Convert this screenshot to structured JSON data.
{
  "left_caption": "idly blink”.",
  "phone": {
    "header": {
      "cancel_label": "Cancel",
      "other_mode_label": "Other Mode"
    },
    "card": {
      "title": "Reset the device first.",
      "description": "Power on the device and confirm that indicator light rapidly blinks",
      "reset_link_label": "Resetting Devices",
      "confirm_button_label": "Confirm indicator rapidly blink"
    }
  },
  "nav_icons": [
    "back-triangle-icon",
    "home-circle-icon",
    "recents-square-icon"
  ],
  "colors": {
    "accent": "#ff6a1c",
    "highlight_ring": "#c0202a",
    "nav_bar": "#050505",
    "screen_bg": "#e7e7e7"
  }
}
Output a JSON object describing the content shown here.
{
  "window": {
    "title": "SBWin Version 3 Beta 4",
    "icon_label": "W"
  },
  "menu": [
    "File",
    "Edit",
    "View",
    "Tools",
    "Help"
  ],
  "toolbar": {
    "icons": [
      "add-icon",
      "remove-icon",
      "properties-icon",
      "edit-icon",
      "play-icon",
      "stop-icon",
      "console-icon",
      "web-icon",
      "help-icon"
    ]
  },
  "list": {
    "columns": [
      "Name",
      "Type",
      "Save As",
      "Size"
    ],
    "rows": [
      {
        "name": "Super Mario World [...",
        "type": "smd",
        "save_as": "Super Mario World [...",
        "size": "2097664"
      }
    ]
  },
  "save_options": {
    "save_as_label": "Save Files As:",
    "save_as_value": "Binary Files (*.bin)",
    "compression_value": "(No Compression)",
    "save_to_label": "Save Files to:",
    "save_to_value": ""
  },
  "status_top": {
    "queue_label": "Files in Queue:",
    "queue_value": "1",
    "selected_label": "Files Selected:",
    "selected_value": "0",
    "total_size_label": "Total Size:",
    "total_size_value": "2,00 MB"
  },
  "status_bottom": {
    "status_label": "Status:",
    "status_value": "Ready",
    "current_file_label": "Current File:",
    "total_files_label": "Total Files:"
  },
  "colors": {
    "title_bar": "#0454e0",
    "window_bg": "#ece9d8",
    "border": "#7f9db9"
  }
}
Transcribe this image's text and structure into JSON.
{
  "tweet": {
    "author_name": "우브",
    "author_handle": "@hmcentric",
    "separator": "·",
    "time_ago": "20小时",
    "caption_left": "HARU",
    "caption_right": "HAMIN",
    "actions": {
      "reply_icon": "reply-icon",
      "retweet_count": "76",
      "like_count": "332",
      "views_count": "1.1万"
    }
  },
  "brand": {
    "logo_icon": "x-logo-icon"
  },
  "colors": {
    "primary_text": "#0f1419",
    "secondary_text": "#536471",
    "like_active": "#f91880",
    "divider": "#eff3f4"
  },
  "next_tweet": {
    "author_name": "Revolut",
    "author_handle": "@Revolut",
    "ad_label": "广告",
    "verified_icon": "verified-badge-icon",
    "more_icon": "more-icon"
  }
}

_ _ _ _

All lines above containing the string "World" are to be collected.

        "name": "Super Mario World [...",
        "save_as": "Super Mario World [...",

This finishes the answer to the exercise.